Retype all of the data exactly as given.

━━━━━━━━━━━━━━━━━━━━

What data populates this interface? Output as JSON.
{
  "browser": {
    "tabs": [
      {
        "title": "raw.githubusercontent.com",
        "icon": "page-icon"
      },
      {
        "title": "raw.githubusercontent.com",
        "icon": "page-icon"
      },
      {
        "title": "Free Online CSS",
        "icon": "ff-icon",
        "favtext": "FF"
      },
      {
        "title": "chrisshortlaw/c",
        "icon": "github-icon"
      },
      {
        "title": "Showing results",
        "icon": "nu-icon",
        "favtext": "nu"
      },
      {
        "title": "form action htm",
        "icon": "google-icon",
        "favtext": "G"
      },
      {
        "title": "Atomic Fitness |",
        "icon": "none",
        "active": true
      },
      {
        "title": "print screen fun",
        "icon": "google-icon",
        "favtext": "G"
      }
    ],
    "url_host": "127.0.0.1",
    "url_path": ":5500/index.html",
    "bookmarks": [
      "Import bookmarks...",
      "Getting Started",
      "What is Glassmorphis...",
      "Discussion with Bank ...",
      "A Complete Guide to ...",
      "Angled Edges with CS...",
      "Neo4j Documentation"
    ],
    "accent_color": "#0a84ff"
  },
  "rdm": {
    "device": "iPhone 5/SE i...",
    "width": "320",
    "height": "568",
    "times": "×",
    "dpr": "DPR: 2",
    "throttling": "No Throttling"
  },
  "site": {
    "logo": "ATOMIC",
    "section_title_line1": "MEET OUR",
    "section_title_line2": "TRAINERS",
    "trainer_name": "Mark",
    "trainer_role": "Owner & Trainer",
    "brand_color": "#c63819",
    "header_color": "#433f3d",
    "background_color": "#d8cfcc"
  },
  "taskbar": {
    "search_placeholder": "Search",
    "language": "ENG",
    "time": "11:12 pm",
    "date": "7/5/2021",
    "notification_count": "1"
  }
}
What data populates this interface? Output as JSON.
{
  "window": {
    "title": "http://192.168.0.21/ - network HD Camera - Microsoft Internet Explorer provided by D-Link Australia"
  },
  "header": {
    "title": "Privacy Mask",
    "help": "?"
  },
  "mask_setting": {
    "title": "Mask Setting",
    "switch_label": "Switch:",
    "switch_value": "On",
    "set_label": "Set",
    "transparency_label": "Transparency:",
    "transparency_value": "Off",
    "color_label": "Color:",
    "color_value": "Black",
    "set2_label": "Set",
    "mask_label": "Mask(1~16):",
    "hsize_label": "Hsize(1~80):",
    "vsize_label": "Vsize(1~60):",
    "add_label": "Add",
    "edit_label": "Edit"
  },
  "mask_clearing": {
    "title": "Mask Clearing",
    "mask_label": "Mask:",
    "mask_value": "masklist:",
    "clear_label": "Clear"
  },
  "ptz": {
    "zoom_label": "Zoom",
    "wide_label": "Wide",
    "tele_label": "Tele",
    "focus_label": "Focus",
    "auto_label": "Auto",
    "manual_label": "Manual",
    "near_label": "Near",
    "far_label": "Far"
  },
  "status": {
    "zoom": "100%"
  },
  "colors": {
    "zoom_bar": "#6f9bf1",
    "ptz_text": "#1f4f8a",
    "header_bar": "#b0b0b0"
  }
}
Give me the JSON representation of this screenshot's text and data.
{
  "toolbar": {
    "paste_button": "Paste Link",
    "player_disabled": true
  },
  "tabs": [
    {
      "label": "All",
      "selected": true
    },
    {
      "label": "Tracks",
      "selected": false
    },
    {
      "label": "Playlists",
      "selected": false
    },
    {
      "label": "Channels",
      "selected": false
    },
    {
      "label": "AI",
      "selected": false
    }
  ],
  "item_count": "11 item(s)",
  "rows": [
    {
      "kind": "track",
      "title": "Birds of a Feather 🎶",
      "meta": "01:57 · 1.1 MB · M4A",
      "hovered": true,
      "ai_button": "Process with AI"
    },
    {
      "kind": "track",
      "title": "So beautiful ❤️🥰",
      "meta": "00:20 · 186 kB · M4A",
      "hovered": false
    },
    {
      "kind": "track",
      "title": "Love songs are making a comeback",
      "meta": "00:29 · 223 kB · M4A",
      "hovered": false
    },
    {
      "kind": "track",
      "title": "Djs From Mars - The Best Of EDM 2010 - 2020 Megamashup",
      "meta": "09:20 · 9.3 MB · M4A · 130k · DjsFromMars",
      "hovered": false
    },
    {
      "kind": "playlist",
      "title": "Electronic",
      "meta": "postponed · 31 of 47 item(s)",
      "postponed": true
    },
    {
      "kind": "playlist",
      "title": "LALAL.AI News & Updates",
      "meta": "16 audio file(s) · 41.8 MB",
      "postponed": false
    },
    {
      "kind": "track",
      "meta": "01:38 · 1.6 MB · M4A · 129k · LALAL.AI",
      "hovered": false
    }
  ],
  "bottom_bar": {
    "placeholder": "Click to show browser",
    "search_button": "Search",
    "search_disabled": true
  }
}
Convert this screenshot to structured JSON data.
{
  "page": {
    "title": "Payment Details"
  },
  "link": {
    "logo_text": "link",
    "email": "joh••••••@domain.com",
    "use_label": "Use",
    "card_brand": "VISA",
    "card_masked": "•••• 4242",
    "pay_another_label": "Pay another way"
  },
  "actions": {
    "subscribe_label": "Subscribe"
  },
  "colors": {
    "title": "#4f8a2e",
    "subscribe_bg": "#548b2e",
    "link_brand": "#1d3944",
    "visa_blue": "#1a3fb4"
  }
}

━━━━━━━━━━━━━━━━━━━━

_In response:_
What data populates this interface? Output as JSON.
{
  "browser": {
    "tabs": [
      {
        "title": "raw.githubusercontent.com",
        "icon": "page-icon"
      },
      {
        "title": "raw.githubusercontent.com",
        "icon": "page-icon"
      },
      {
        "title": "Free Online CSS",
        "icon": "ff-icon",
        "favtext": "FF"
      },
      {
        "title": "chrisshortlaw/c",
        "icon": "github-icon"
      },
      {
        "title": "Showing results",
        "icon": "nu-icon",
        "favtext": "nu"
      },
      {
        "title": "form action htm",
        "icon": "google-icon",
        "favtext": "G"
      },
      {
        "title": "Atomic Fitness |",
        "icon": "none",
        "active": true
      },
      {
        "title": "print screen fun",
        "icon": "google-icon",
        "favtext": "G"
      }
    ],
    "url_host": "127.0.0.1",
    "url_path": ":5500/index.html",
    "bookmarks": [
      "Import bookmarks...",
      "Getting Started",
      "What is Glassmorphis...",
      "Discussion with Bank ...",
      "A Complete Guide to ...",
      "Angled Edges with CS...",
      "Neo4j Documentation"
    ],
    "accent_color": "#0a84ff"
  },
  "rdm": {
    "device": "iPhone 5/SE i...",
    "width": "320",
    "height": "568",
    "times": "×",
    "dpr": "DPR: 2",
    "throttling": "No Throttling"
  },
  "site": {
    "logo": "ATOMIC",
    "section_title_line1": "MEET OUR",
    "section_title_line2": "TRAINERS",
    "trainer_name": "Mark",
    "trainer_role": "Owner & Trainer",
    "brand_color": "#c63819",
    "header_color": "#433f3d",
    "background_color": "#d8cfcc"
  },
  "taskbar": {
    "search_placeholder": "Search",
    "language": "ENG",
    "time": "11:12 pm",
    "date": "7/5/2021",
    "notification_count": "1"
  }
}
What data populates this interface? Output as JSON.
{
  "window": {
    "title": "http://192.168.0.21/ - network HD Camera - Microsoft Internet Explorer provided by D-Link Australia"
  },
  "header": {
    "title": "Privacy Mask",
    "help": "?"
  },
  "mask_setting": {
    "title": "Mask Setting",
    "switch_label": "Switch:",
    "switch_value": "On",
    "set_label": "Set",
    "transparency_label": "Transparency:",
    "transparency_value": "Off",
    "color_label": "Color:",
    "color_value": "Black",
    "set2_label": "Set",
    "mask_label": "Mask(1~16):",
    "hsize_label": "Hsize(1~80):",
    "vsize_label": "Vsize(1~60):",
    "add_label": "Add",
    "edit_label": "Edit"
  },
  "mask_clearing": {
    "title": "Mask Clearing",
    "mask_label": "Mask:",
    "mask_value": "masklist:",
    "clear_label": "Clear"
  },
  "ptz": {
    "zoom_label": "Zoom",
    "wide_label": "Wide",
    "tele_label": "Tele",
    "focus_label": "Focus",
    "auto_label": "Auto",
    "manual_label": "Manual",
    "near_label": "Near",
    "far_label": "Far"
  },
  "status": {
    "zoom": "100%"
  },
  "colors": {
    "zoom_bar": "#6f9bf1",
    "ptz_text": "#1f4f8a",
    "header_bar": "#b0b0b0"
  }
}
Give me the JSON representation of this screenshot's text and data.
{
  "toolbar": {
    "paste_button": "Paste Link",
    "player_disabled": true
  },
  "tabs": [
    {
      "label": "All",
      "selected": true
    },
    {
      "label": "Tracks",
      "selected": false
    },
    {
      "label": "Playlists",
      "selected": false
    },
    {
      "label": "Channels",
      "selected": false
    },
    {
      "label": "AI",
      "selected": false
    }
  ],
  "item_count": "11 item(s)",
  "rows": [
    {
      "kind": "track",
      "title": "Birds of a Feather 🎶",
      "meta": "01:57 · 1.1 MB · M4A",
      "hovered": true,
      "ai_button": "Process with AI"
    },
    {
      "kind": "track",
      "title": "So beautiful ❤️🥰",
      "meta": "00:20 · 186 kB · M4A",
      "hovered": false
    },
    {
      "kind": "track",
      "title": "Love songs are making a comeback",
      "meta": "00:29 · 223 kB · M4A",
      "hovered": false
    },
    {
      "kind": "track",
      "title": "Djs From Mars - The Best Of EDM 2010 - 2020 Megamashup",
      "meta": "09:20 · 9.3 MB · M4A · 130k · DjsFromMars",
      "hovered": false
    },
    {
      "kind": "playlist",
      "title": "Electronic",
      "meta": "postponed · 31 of 47 item(s)",
      "postponed": true
    },
    {
      "kind": "playlist",
      "title": "LALAL.AI News & Updates",
      "meta": "16 audio file(s) · 41.8 MB",
      "postponed": false
    },
    {
      "kind": "track",
      "meta": "01:38 · 1.6 MB · M4A · 129k · LALAL.AI",
      "hovered": false
    }
  ],
  "bottom_bar": {
    "placeholder": "Click to show browser",
    "search_button": "Search",
    "search_disabled": true
  }
}
Convert this screenshot to structured JSON data.
{
  "page": {
    "title": "Payment Details"
  },
  "link": {
    "logo_text": "link",
    "email": "joh••••••@domain.com",
    "use_label": "Use",
    "card_brand": "VISA",
    "card_masked": "•••• 4242",
    "pay_another_label": "Pay another way"
  },
  "actions": {
    "subscribe_label": "Subscribe"
  },
  "colors": {
    "title": "#4f8a2e",
    "subscribe_bg": "#548b2e",
    "link_brand": "#1d3944",
    "visa_blue": "#1a3fb4"
  }
}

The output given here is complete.